◆ Objective
Collect and copy every line in the items below that contains the string "follow".

◆ Recorded information

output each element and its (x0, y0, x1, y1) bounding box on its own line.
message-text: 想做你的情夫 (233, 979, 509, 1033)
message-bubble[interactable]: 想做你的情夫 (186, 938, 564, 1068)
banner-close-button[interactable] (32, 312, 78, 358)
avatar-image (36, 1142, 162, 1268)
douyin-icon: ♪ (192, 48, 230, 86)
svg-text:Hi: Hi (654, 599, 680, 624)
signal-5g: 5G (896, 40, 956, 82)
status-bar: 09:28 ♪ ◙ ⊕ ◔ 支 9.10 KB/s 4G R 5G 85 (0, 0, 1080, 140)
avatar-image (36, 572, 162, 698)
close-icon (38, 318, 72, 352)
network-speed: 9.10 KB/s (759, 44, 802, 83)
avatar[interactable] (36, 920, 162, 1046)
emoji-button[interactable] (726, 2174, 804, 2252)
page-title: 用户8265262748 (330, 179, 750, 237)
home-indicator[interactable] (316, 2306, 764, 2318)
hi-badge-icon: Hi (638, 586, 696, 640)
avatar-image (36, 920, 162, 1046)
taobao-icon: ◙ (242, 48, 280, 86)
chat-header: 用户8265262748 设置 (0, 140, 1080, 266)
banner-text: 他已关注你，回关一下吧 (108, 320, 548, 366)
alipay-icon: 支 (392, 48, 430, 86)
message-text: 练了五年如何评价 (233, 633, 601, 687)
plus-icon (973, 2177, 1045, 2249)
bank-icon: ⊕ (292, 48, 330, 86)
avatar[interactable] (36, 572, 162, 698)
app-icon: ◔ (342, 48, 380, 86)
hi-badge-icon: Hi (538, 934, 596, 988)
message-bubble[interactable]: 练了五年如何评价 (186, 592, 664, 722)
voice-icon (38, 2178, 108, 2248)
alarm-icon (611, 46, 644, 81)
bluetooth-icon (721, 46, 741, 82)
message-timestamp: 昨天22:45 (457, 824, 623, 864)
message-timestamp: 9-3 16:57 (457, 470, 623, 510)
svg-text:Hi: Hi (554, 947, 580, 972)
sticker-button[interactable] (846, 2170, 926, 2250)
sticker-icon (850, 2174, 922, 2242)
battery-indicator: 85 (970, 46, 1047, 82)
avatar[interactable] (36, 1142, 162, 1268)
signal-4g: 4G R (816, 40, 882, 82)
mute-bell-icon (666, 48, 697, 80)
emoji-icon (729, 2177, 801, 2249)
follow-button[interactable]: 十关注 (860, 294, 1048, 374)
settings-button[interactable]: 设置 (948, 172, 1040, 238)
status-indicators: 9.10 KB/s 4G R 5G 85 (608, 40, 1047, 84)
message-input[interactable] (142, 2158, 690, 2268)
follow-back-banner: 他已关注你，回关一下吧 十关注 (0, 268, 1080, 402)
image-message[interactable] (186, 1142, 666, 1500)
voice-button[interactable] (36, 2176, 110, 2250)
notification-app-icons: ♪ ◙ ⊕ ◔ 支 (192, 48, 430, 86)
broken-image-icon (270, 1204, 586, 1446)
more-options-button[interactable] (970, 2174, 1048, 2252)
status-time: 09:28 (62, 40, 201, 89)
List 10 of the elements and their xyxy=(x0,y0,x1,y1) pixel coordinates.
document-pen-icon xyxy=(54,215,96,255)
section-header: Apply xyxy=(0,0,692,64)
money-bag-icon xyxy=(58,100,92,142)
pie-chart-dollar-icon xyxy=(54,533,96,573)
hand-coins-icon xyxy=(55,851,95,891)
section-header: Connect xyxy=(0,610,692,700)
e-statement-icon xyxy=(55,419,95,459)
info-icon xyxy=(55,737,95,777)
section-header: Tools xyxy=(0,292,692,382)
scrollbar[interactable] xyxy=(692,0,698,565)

◆ Correct response
follow-button[interactable]: 十关注 (860, 294, 1048, 374)
follow-back-banner: 他已关注你，回关一下吧 十关注 (0, 268, 1080, 402)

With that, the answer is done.